[start of Records to use]

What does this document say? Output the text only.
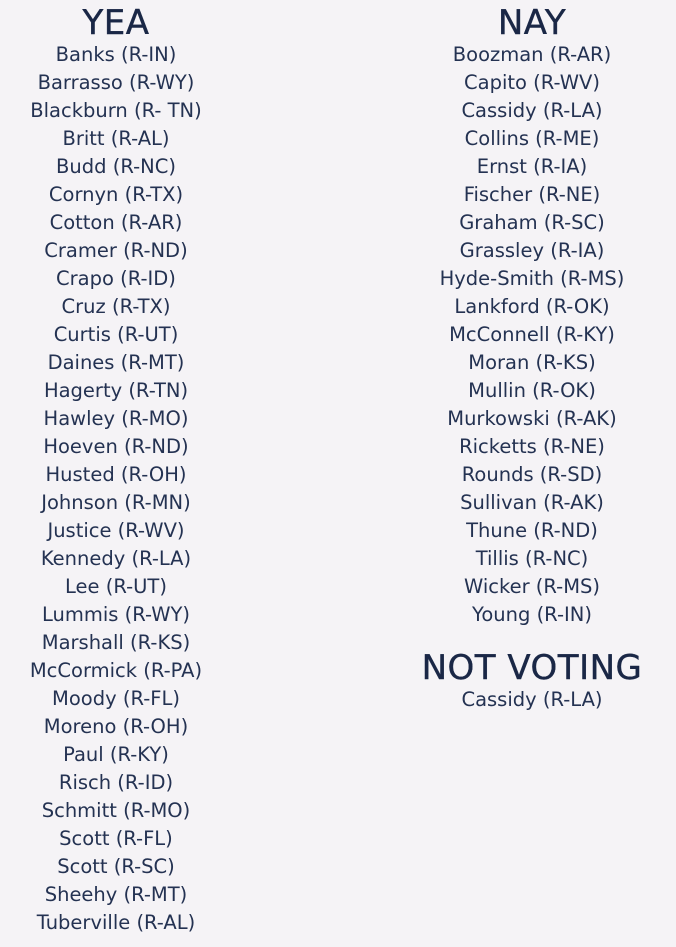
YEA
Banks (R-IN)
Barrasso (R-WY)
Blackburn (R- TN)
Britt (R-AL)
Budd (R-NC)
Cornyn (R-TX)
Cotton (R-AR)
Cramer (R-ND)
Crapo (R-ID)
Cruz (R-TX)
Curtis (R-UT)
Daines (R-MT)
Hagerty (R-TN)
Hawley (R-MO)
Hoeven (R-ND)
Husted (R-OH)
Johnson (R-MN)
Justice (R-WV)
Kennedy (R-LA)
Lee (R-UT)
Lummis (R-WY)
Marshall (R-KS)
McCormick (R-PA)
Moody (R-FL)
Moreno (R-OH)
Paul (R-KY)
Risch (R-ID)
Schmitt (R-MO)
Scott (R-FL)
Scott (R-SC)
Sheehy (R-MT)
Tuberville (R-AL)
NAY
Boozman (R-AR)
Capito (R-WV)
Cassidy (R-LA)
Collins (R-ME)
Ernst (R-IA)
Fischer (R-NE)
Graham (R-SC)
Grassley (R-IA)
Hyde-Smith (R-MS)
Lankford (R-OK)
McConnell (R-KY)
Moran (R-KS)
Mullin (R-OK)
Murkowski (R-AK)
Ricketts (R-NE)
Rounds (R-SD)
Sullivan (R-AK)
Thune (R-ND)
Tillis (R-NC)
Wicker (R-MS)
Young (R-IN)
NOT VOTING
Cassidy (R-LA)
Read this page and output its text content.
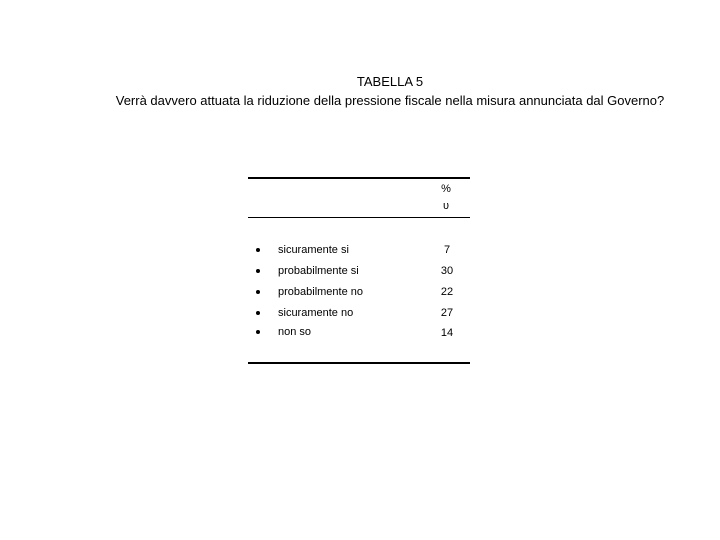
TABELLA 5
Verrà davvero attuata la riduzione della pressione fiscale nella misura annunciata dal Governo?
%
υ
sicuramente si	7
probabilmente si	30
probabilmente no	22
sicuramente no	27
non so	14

[end of Records to use]

> _Set problem_
Go through the records and pull out each line that includes the word "this".

> _Task response_
What does this document say? Output the text only.
Read this page and output its text content.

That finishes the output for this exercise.